Your objective: Without the pictures, can you quote each line below exactly?

Task data:

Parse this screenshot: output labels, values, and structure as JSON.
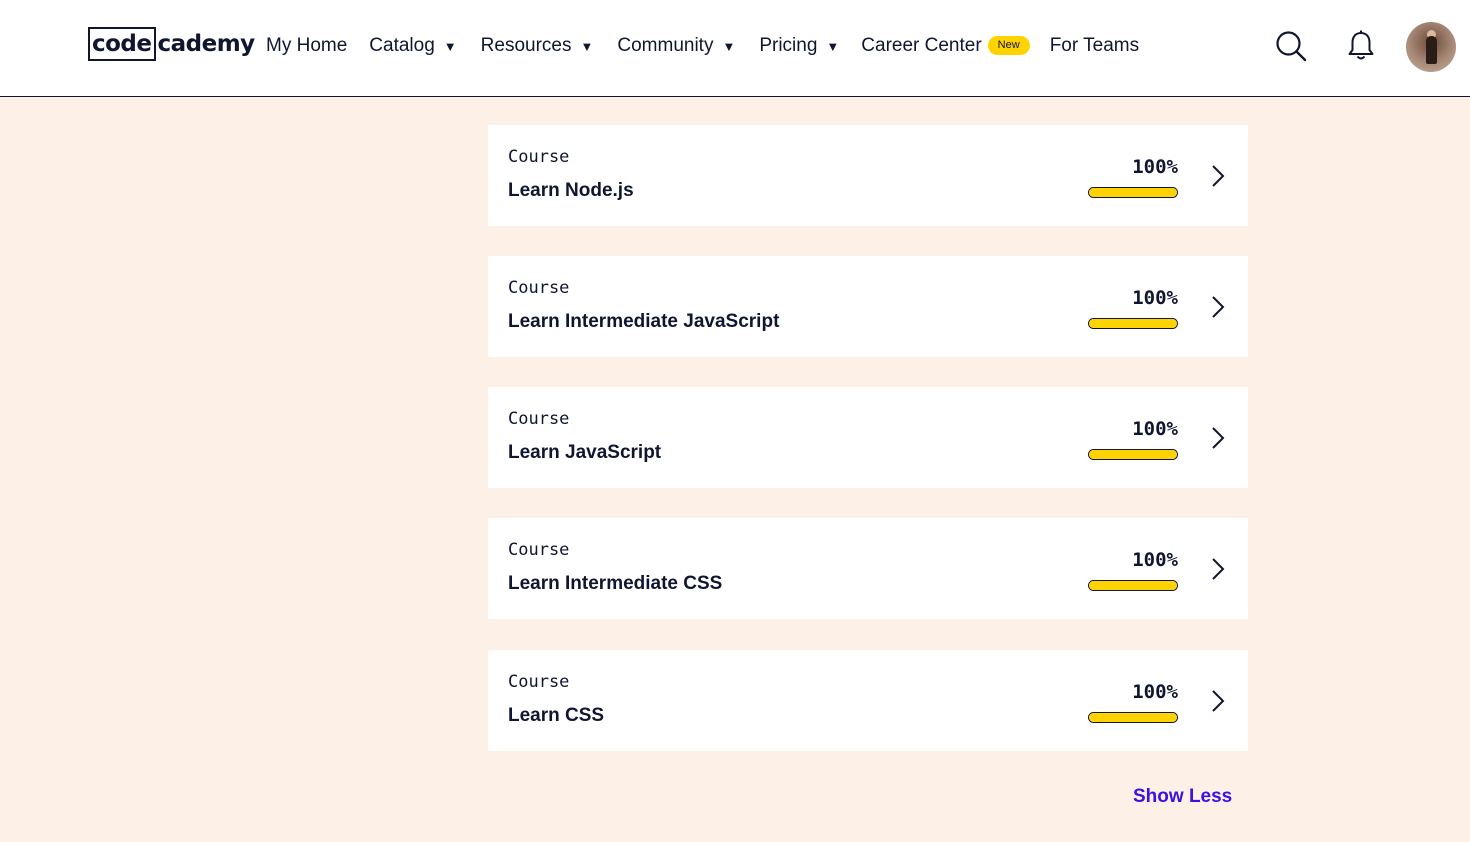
{
  "header": {
    "logo": {
      "box_text": "code",
      "rest_text": "cademy"
    },
    "nav": [
      {
        "label": "My Home",
        "dropdown": false
      },
      {
        "label": "Catalog",
        "dropdown": true
      },
      {
        "label": "Resources",
        "dropdown": true
      },
      {
        "label": "Community",
        "dropdown": true
      },
      {
        "label": "Pricing",
        "dropdown": true
      },
      {
        "label": "Career Center",
        "dropdown": false,
        "badge": "New"
      },
      {
        "label": "For Teams",
        "dropdown": false
      }
    ],
    "icons": {
      "search": "search-icon",
      "notifications": "bell-icon"
    },
    "caret": "▼"
  },
  "courses": [
    {
      "kind": "Course",
      "title": "Learn Node.js",
      "progress": "100%",
      "progress_value": 1.0
    },
    {
      "kind": "Course",
      "title": "Learn Intermediate JavaScript",
      "progress": "100%",
      "progress_value": 1.0
    },
    {
      "kind": "Course",
      "title": "Learn JavaScript",
      "progress": "100%",
      "progress_value": 1.0
    },
    {
      "kind": "Course",
      "title": "Learn Intermediate CSS",
      "progress": "100%",
      "progress_value": 1.0
    },
    {
      "kind": "Course",
      "title": "Learn CSS",
      "progress": "100%",
      "progress_value": 1.0
    }
  ],
  "show_less_label": "Show Less",
  "colors": {
    "page_bg": "#fdf0e7",
    "ink": "#10162f",
    "progress_fill": "#ffd300",
    "badge": "#ffd300",
    "link": "#3a10e5"
  }
}
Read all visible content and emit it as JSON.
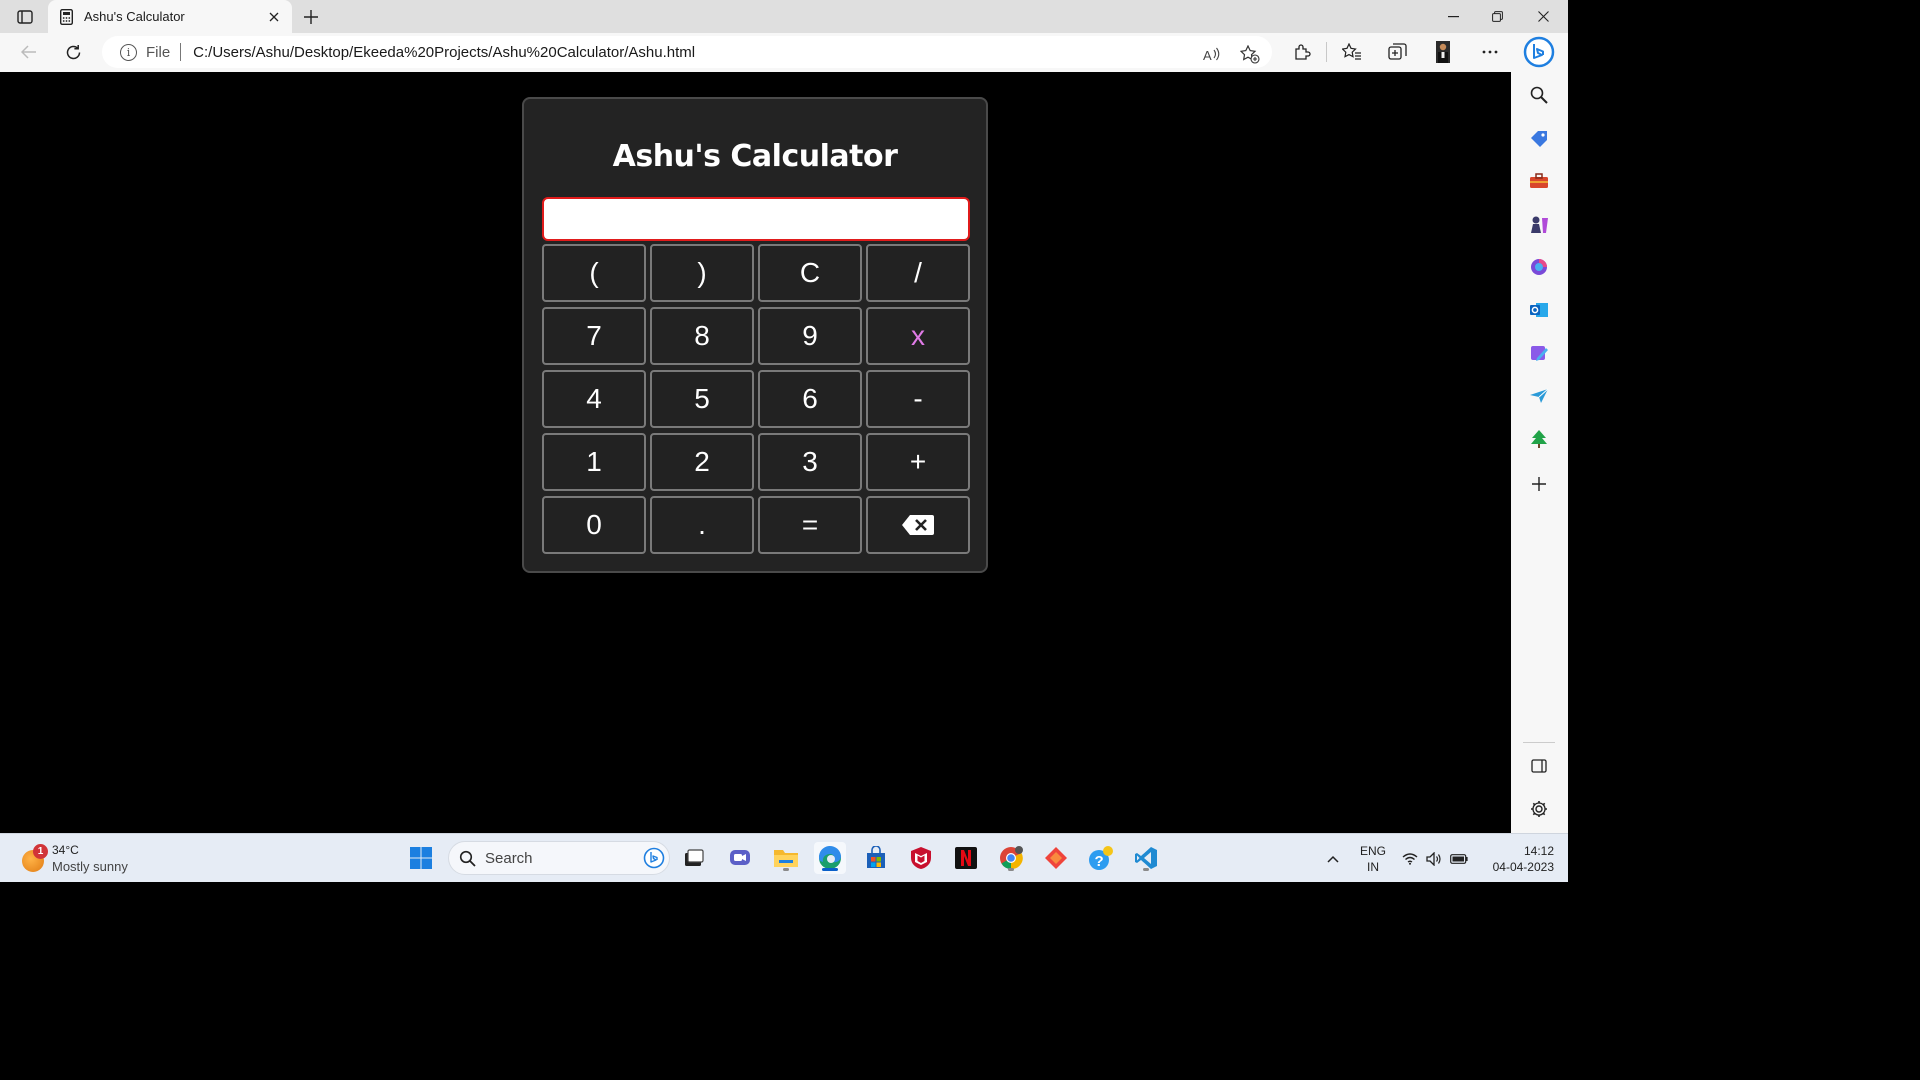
{
  "browser": {
    "tab_title": "Ashu's Calculator",
    "address_scheme": "File",
    "address_url": "C:/Users/Ashu/Desktop/Ekeeda%20Projects/Ashu%20Calculator/Ashu.html"
  },
  "calculator": {
    "title": "Ashu's Calculator",
    "display_value": "",
    "keys": [
      "(",
      ")",
      "C",
      "/",
      "7",
      "8",
      "9",
      "x",
      "4",
      "5",
      "6",
      "-",
      "1",
      "2",
      "3",
      "+",
      "0",
      ".",
      "=",
      "backspace"
    ],
    "accent_color": "#e01b1b",
    "multiply_color": "#e07be7"
  },
  "sidebar": {
    "icons": [
      "search-icon",
      "tag-icon",
      "toolbox-icon",
      "games-icon",
      "office-icon",
      "outlook-icon",
      "designer-icon",
      "send-icon",
      "tree-icon",
      "add-icon"
    ]
  },
  "taskbar": {
    "weather_temp": "34°C",
    "weather_desc": "Mostly sunny",
    "weather_badge": "1",
    "search_label": "Search",
    "lang_line1": "ENG",
    "lang_line2": "IN",
    "time": "14:12",
    "date": "04-04-2023"
  }
}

Output for this exercise:
Parse this screenshot: output labels, values, and structure as JSON.
{
  "header": {
    "logo": {
      "box_text": "code",
      "rest_text": "cademy"
    },
    "nav": [
      {
        "label": "My Home",
        "dropdown": false
      },
      {
        "label": "Catalog",
        "dropdown": true
      },
      {
        "label": "Resources",
        "dropdown": true
      },
      {
        "label": "Community",
        "dropdown": true
      },
      {
        "label": "Pricing",
        "dropdown": true
      },
      {
        "label": "Career Center",
        "dropdown": false,
        "badge": "New"
      },
      {
        "label": "For Teams",
        "dropdown": false
      }
    ],
    "icons": {
      "search": "search-icon",
      "notifications": "bell-icon"
    },
    "caret": "▼"
  },
  "courses": [
    {
      "kind": "Course",
      "title": "Learn Node.js",
      "progress": "100%",
      "progress_value": 1.0
    },
    {
      "kind": "Course",
      "title": "Learn Intermediate JavaScript",
      "progress": "100%",
      "progress_value": 1.0
    },
    {
      "kind": "Course",
      "title": "Learn JavaScript",
      "progress": "100%",
      "progress_value": 1.0
    },
    {
      "kind": "Course",
      "title": "Learn Intermediate CSS",
      "progress": "100%",
      "progress_value": 1.0
    },
    {
      "kind": "Course",
      "title": "Learn CSS",
      "progress": "100%",
      "progress_value": 1.0
    }
  ],
  "show_less_label": "Show Less",
  "colors": {
    "page_bg": "#fdf0e7",
    "ink": "#10162f",
    "progress_fill": "#ffd300",
    "badge": "#ffd300",
    "link": "#3a10e5"
  }
}
Read all visible content and emit it as JSON.
{
  "browser": {
    "tab_title": "Ashu's Calculator",
    "address_scheme": "File",
    "address_url": "C:/Users/Ashu/Desktop/Ekeeda%20Projects/Ashu%20Calculator/Ashu.html"
  },
  "calculator": {
    "title": "Ashu's Calculator",
    "display_value": "",
    "keys": [
      "(",
      ")",
      "C",
      "/",
      "7",
      "8",
      "9",
      "x",
      "4",
      "5",
      "6",
      "-",
      "1",
      "2",
      "3",
      "+",
      "0",
      ".",
      "=",
      "backspace"
    ],
    "accent_color": "#e01b1b",
    "multiply_color": "#e07be7"
  },
  "sidebar": {
    "icons": [
      "search-icon",
      "tag-icon",
      "toolbox-icon",
      "games-icon",
      "office-icon",
      "outlook-icon",
      "designer-icon",
      "send-icon",
      "tree-icon",
      "add-icon"
    ]
  },
  "taskbar": {
    "weather_temp": "34°C",
    "weather_desc": "Mostly sunny",
    "weather_badge": "1",
    "search_label": "Search",
    "lang_line1": "ENG",
    "lang_line2": "IN",
    "time": "14:12",
    "date": "04-04-2023"
  }
}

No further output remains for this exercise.